▶ Written problem
Write every record out again exactly, and keep images out of it.

▶ Input records

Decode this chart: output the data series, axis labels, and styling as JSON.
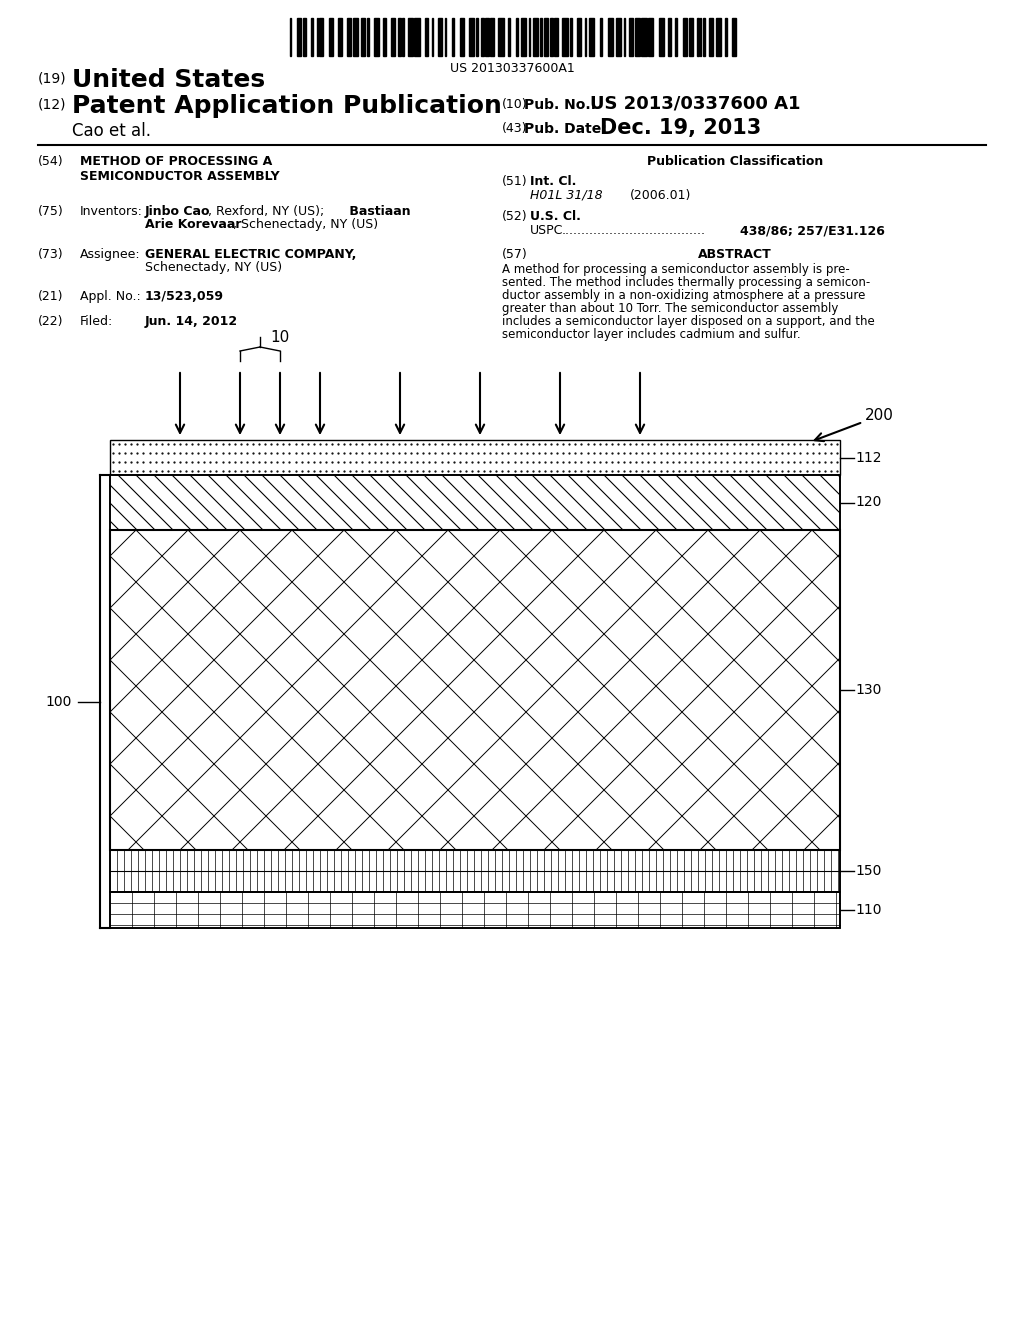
{
  "bg_color": "#ffffff",
  "barcode_text": "US 20130337600A1",
  "header_line1_num": "(19)",
  "header_line1_text": "United States",
  "header_line2_num": "(12)",
  "header_line2_text": "Patent Application Publication",
  "header_line2_right_num": "(10)",
  "header_line2_right_label": "Pub. No.:",
  "header_line2_right_val": "US 2013/0337600 A1",
  "header_line3_left": "Cao et al.",
  "header_line3_right_num": "(43)",
  "header_line3_right_label": "Pub. Date:",
  "header_line3_right_val": "Dec. 19, 2013",
  "field54_num": "(54)",
  "field54_label": "METHOD OF PROCESSING A\nSEMICONDUCTOR ASSEMBLY",
  "field75_num": "(75)",
  "field75_label": "Inventors:",
  "field75_val_bold1": "Jinbo Cao",
  "field75_val_reg1": ", Rexford, NY (US);",
  "field75_val_bold2": "Bastiaan",
  "field75_val_bold3": "Arie Korevaar",
  "field75_val_reg3": ", Schenectady, NY (US)",
  "field73_num": "(73)",
  "field73_label": "Assignee:",
  "field73_val_bold": "GENERAL ELECTRIC COMPANY,",
  "field73_val_reg": "Schenectady, NY (US)",
  "field21_num": "(21)",
  "field21_label": "Appl. No.:",
  "field21_val": "13/523,059",
  "field22_num": "(22)",
  "field22_label": "Filed:",
  "field22_val": "Jun. 14, 2012",
  "pub_class_title": "Publication Classification",
  "field51_num": "(51)",
  "field51_label": "Int. Cl.",
  "field51_class": "H01L 31/18",
  "field51_year": "(2006.01)",
  "field52_num": "(52)",
  "field52_label": "U.S. Cl.",
  "field52_sub": "USPC",
  "field52_dots": "....................................",
  "field52_val": "438/86; 257/E31.126",
  "field57_num": "(57)",
  "field57_label": "ABSTRACT",
  "abstract_line1": "A method for processing a semiconductor assembly is pre-",
  "abstract_line2": "sented. The method includes thermally processing a semicon-",
  "abstract_line3": "ductor assembly in a non-oxidizing atmosphere at a pressure",
  "abstract_line4": "greater than about 10 Torr. The semiconductor assembly",
  "abstract_line5": "includes a semiconductor layer disposed on a support, and the",
  "abstract_line6": "semiconductor layer includes cadmium and sulfur.",
  "diagram_label_200": "200",
  "diagram_label_10": "10",
  "diagram_label_100": "100",
  "diagram_label_112": "112",
  "diagram_label_120": "120",
  "diagram_label_130": "130",
  "diagram_label_150": "150",
  "diagram_label_110": "110"
}
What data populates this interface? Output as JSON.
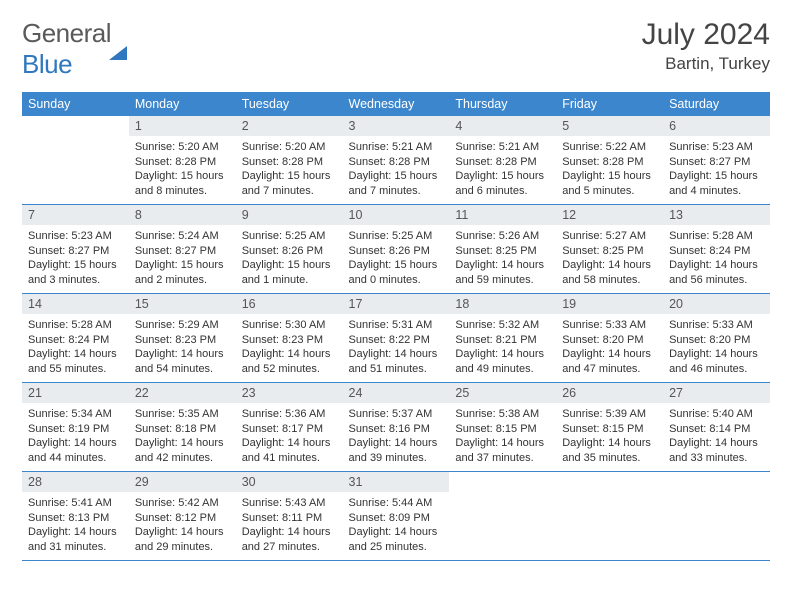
{
  "logo": {
    "word1": "General",
    "word2": "Blue"
  },
  "title": "July 2024",
  "location": "Bartin, Turkey",
  "colors": {
    "header_bg": "#3b86cc",
    "header_text": "#ffffff",
    "daynum_bg": "#e9ecef",
    "cell_border": "#3b86cc",
    "logo_gray": "#5a5a5a",
    "logo_blue": "#2f78bf",
    "body_text": "#333333",
    "background": "#ffffff"
  },
  "weekdays": [
    "Sunday",
    "Monday",
    "Tuesday",
    "Wednesday",
    "Thursday",
    "Friday",
    "Saturday"
  ],
  "weeks": [
    [
      null,
      {
        "n": "1",
        "sr": "5:20 AM",
        "ss": "8:28 PM",
        "d": "15 hours and 8 minutes."
      },
      {
        "n": "2",
        "sr": "5:20 AM",
        "ss": "8:28 PM",
        "d": "15 hours and 7 minutes."
      },
      {
        "n": "3",
        "sr": "5:21 AM",
        "ss": "8:28 PM",
        "d": "15 hours and 7 minutes."
      },
      {
        "n": "4",
        "sr": "5:21 AM",
        "ss": "8:28 PM",
        "d": "15 hours and 6 minutes."
      },
      {
        "n": "5",
        "sr": "5:22 AM",
        "ss": "8:28 PM",
        "d": "15 hours and 5 minutes."
      },
      {
        "n": "6",
        "sr": "5:23 AM",
        "ss": "8:27 PM",
        "d": "15 hours and 4 minutes."
      }
    ],
    [
      {
        "n": "7",
        "sr": "5:23 AM",
        "ss": "8:27 PM",
        "d": "15 hours and 3 minutes."
      },
      {
        "n": "8",
        "sr": "5:24 AM",
        "ss": "8:27 PM",
        "d": "15 hours and 2 minutes."
      },
      {
        "n": "9",
        "sr": "5:25 AM",
        "ss": "8:26 PM",
        "d": "15 hours and 1 minute."
      },
      {
        "n": "10",
        "sr": "5:25 AM",
        "ss": "8:26 PM",
        "d": "15 hours and 0 minutes."
      },
      {
        "n": "11",
        "sr": "5:26 AM",
        "ss": "8:25 PM",
        "d": "14 hours and 59 minutes."
      },
      {
        "n": "12",
        "sr": "5:27 AM",
        "ss": "8:25 PM",
        "d": "14 hours and 58 minutes."
      },
      {
        "n": "13",
        "sr": "5:28 AM",
        "ss": "8:24 PM",
        "d": "14 hours and 56 minutes."
      }
    ],
    [
      {
        "n": "14",
        "sr": "5:28 AM",
        "ss": "8:24 PM",
        "d": "14 hours and 55 minutes."
      },
      {
        "n": "15",
        "sr": "5:29 AM",
        "ss": "8:23 PM",
        "d": "14 hours and 54 minutes."
      },
      {
        "n": "16",
        "sr": "5:30 AM",
        "ss": "8:23 PM",
        "d": "14 hours and 52 minutes."
      },
      {
        "n": "17",
        "sr": "5:31 AM",
        "ss": "8:22 PM",
        "d": "14 hours and 51 minutes."
      },
      {
        "n": "18",
        "sr": "5:32 AM",
        "ss": "8:21 PM",
        "d": "14 hours and 49 minutes."
      },
      {
        "n": "19",
        "sr": "5:33 AM",
        "ss": "8:20 PM",
        "d": "14 hours and 47 minutes."
      },
      {
        "n": "20",
        "sr": "5:33 AM",
        "ss": "8:20 PM",
        "d": "14 hours and 46 minutes."
      }
    ],
    [
      {
        "n": "21",
        "sr": "5:34 AM",
        "ss": "8:19 PM",
        "d": "14 hours and 44 minutes."
      },
      {
        "n": "22",
        "sr": "5:35 AM",
        "ss": "8:18 PM",
        "d": "14 hours and 42 minutes."
      },
      {
        "n": "23",
        "sr": "5:36 AM",
        "ss": "8:17 PM",
        "d": "14 hours and 41 minutes."
      },
      {
        "n": "24",
        "sr": "5:37 AM",
        "ss": "8:16 PM",
        "d": "14 hours and 39 minutes."
      },
      {
        "n": "25",
        "sr": "5:38 AM",
        "ss": "8:15 PM",
        "d": "14 hours and 37 minutes."
      },
      {
        "n": "26",
        "sr": "5:39 AM",
        "ss": "8:15 PM",
        "d": "14 hours and 35 minutes."
      },
      {
        "n": "27",
        "sr": "5:40 AM",
        "ss": "8:14 PM",
        "d": "14 hours and 33 minutes."
      }
    ],
    [
      {
        "n": "28",
        "sr": "5:41 AM",
        "ss": "8:13 PM",
        "d": "14 hours and 31 minutes."
      },
      {
        "n": "29",
        "sr": "5:42 AM",
        "ss": "8:12 PM",
        "d": "14 hours and 29 minutes."
      },
      {
        "n": "30",
        "sr": "5:43 AM",
        "ss": "8:11 PM",
        "d": "14 hours and 27 minutes."
      },
      {
        "n": "31",
        "sr": "5:44 AM",
        "ss": "8:09 PM",
        "d": "14 hours and 25 minutes."
      },
      null,
      null,
      null
    ]
  ],
  "labels": {
    "sunrise": "Sunrise:",
    "sunset": "Sunset:",
    "daylight": "Daylight:"
  }
}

▶ Response
Decode this chart: output the data series, axis labels, and styling as JSON.
{
  "bg_color": "#ffffff",
  "barcode_text": "US 20130337600A1",
  "header_line1_num": "(19)",
  "header_line1_text": "United States",
  "header_line2_num": "(12)",
  "header_line2_text": "Patent Application Publication",
  "header_line2_right_num": "(10)",
  "header_line2_right_label": "Pub. No.:",
  "header_line2_right_val": "US 2013/0337600 A1",
  "header_line3_left": "Cao et al.",
  "header_line3_right_num": "(43)",
  "header_line3_right_label": "Pub. Date:",
  "header_line3_right_val": "Dec. 19, 2013",
  "field54_num": "(54)",
  "field54_label": "METHOD OF PROCESSING A\nSEMICONDUCTOR ASSEMBLY",
  "field75_num": "(75)",
  "field75_label": "Inventors:",
  "field75_val_bold1": "Jinbo Cao",
  "field75_val_reg1": ", Rexford, NY (US);",
  "field75_val_bold2": "Bastiaan",
  "field75_val_bold3": "Arie Korevaar",
  "field75_val_reg3": ", Schenectady, NY (US)",
  "field73_num": "(73)",
  "field73_label": "Assignee:",
  "field73_val_bold": "GENERAL ELECTRIC COMPANY,",
  "field73_val_reg": "Schenectady, NY (US)",
  "field21_num": "(21)",
  "field21_label": "Appl. No.:",
  "field21_val": "13/523,059",
  "field22_num": "(22)",
  "field22_label": "Filed:",
  "field22_val": "Jun. 14, 2012",
  "pub_class_title": "Publication Classification",
  "field51_num": "(51)",
  "field51_label": "Int. Cl.",
  "field51_class": "H01L 31/18",
  "field51_year": "(2006.01)",
  "field52_num": "(52)",
  "field52_label": "U.S. Cl.",
  "field52_sub": "USPC",
  "field52_dots": "....................................",
  "field52_val": "438/86; 257/E31.126",
  "field57_num": "(57)",
  "field57_label": "ABSTRACT",
  "abstract_line1": "A method for processing a semiconductor assembly is pre-",
  "abstract_line2": "sented. The method includes thermally processing a semicon-",
  "abstract_line3": "ductor assembly in a non-oxidizing atmosphere at a pressure",
  "abstract_line4": "greater than about 10 Torr. The semiconductor assembly",
  "abstract_line5": "includes a semiconductor layer disposed on a support, and the",
  "abstract_line6": "semiconductor layer includes cadmium and sulfur.",
  "diagram_label_200": "200",
  "diagram_label_10": "10",
  "diagram_label_100": "100",
  "diagram_label_112": "112",
  "diagram_label_120": "120",
  "diagram_label_130": "130",
  "diagram_label_150": "150",
  "diagram_label_110": "110"
}
What data populates this interface? Output as JSON.
{
  "logo": {
    "word1": "General",
    "word2": "Blue"
  },
  "title": "July 2024",
  "location": "Bartin, Turkey",
  "colors": {
    "header_bg": "#3b86cc",
    "header_text": "#ffffff",
    "daynum_bg": "#e9ecef",
    "cell_border": "#3b86cc",
    "logo_gray": "#5a5a5a",
    "logo_blue": "#2f78bf",
    "body_text": "#333333",
    "background": "#ffffff"
  },
  "weekdays": [
    "Sunday",
    "Monday",
    "Tuesday",
    "Wednesday",
    "Thursday",
    "Friday",
    "Saturday"
  ],
  "weeks": [
    [
      null,
      {
        "n": "1",
        "sr": "5:20 AM",
        "ss": "8:28 PM",
        "d": "15 hours and 8 minutes."
      },
      {
        "n": "2",
        "sr": "5:20 AM",
        "ss": "8:28 PM",
        "d": "15 hours and 7 minutes."
      },
      {
        "n": "3",
        "sr": "5:21 AM",
        "ss": "8:28 PM",
        "d": "15 hours and 7 minutes."
      },
      {
        "n": "4",
        "sr": "5:21 AM",
        "ss": "8:28 PM",
        "d": "15 hours and 6 minutes."
      },
      {
        "n": "5",
        "sr": "5:22 AM",
        "ss": "8:28 PM",
        "d": "15 hours and 5 minutes."
      },
      {
        "n": "6",
        "sr": "5:23 AM",
        "ss": "8:27 PM",
        "d": "15 hours and 4 minutes."
      }
    ],
    [
      {
        "n": "7",
        "sr": "5:23 AM",
        "ss": "8:27 PM",
        "d": "15 hours and 3 minutes."
      },
      {
        "n": "8",
        "sr": "5:24 AM",
        "ss": "8:27 PM",
        "d": "15 hours and 2 minutes."
      },
      {
        "n": "9",
        "sr": "5:25 AM",
        "ss": "8:26 PM",
        "d": "15 hours and 1 minute."
      },
      {
        "n": "10",
        "sr": "5:25 AM",
        "ss": "8:26 PM",
        "d": "15 hours and 0 minutes."
      },
      {
        "n": "11",
        "sr": "5:26 AM",
        "ss": "8:25 PM",
        "d": "14 hours and 59 minutes."
      },
      {
        "n": "12",
        "sr": "5:27 AM",
        "ss": "8:25 PM",
        "d": "14 hours and 58 minutes."
      },
      {
        "n": "13",
        "sr": "5:28 AM",
        "ss": "8:24 PM",
        "d": "14 hours and 56 minutes."
      }
    ],
    [
      {
        "n": "14",
        "sr": "5:28 AM",
        "ss": "8:24 PM",
        "d": "14 hours and 55 minutes."
      },
      {
        "n": "15",
        "sr": "5:29 AM",
        "ss": "8:23 PM",
        "d": "14 hours and 54 minutes."
      },
      {
        "n": "16",
        "sr": "5:30 AM",
        "ss": "8:23 PM",
        "d": "14 hours and 52 minutes."
      },
      {
        "n": "17",
        "sr": "5:31 AM",
        "ss": "8:22 PM",
        "d": "14 hours and 51 minutes."
      },
      {
        "n": "18",
        "sr": "5:32 AM",
        "ss": "8:21 PM",
        "d": "14 hours and 49 minutes."
      },
      {
        "n": "19",
        "sr": "5:33 AM",
        "ss": "8:20 PM",
        "d": "14 hours and 47 minutes."
      },
      {
        "n": "20",
        "sr": "5:33 AM",
        "ss": "8:20 PM",
        "d": "14 hours and 46 minutes."
      }
    ],
    [
      {
        "n": "21",
        "sr": "5:34 AM",
        "ss": "8:19 PM",
        "d": "14 hours and 44 minutes."
      },
      {
        "n": "22",
        "sr": "5:35 AM",
        "ss": "8:18 PM",
        "d": "14 hours and 42 minutes."
      },
      {
        "n": "23",
        "sr": "5:36 AM",
        "ss": "8:17 PM",
        "d": "14 hours and 41 minutes."
      },
      {
        "n": "24",
        "sr": "5:37 AM",
        "ss": "8:16 PM",
        "d": "14 hours and 39 minutes."
      },
      {
        "n": "25",
        "sr": "5:38 AM",
        "ss": "8:15 PM",
        "d": "14 hours and 37 minutes."
      },
      {
        "n": "26",
        "sr": "5:39 AM",
        "ss": "8:15 PM",
        "d": "14 hours and 35 minutes."
      },
      {
        "n": "27",
        "sr": "5:40 AM",
        "ss": "8:14 PM",
        "d": "14 hours and 33 minutes."
      }
    ],
    [
      {
        "n": "28",
        "sr": "5:41 AM",
        "ss": "8:13 PM",
        "d": "14 hours and 31 minutes."
      },
      {
        "n": "29",
        "sr": "5:42 AM",
        "ss": "8:12 PM",
        "d": "14 hours and 29 minutes."
      },
      {
        "n": "30",
        "sr": "5:43 AM",
        "ss": "8:11 PM",
        "d": "14 hours and 27 minutes."
      },
      {
        "n": "31",
        "sr": "5:44 AM",
        "ss": "8:09 PM",
        "d": "14 hours and 25 minutes."
      },
      null,
      null,
      null
    ]
  ],
  "labels": {
    "sunrise": "Sunrise:",
    "sunset": "Sunset:",
    "daylight": "Daylight:"
  }
}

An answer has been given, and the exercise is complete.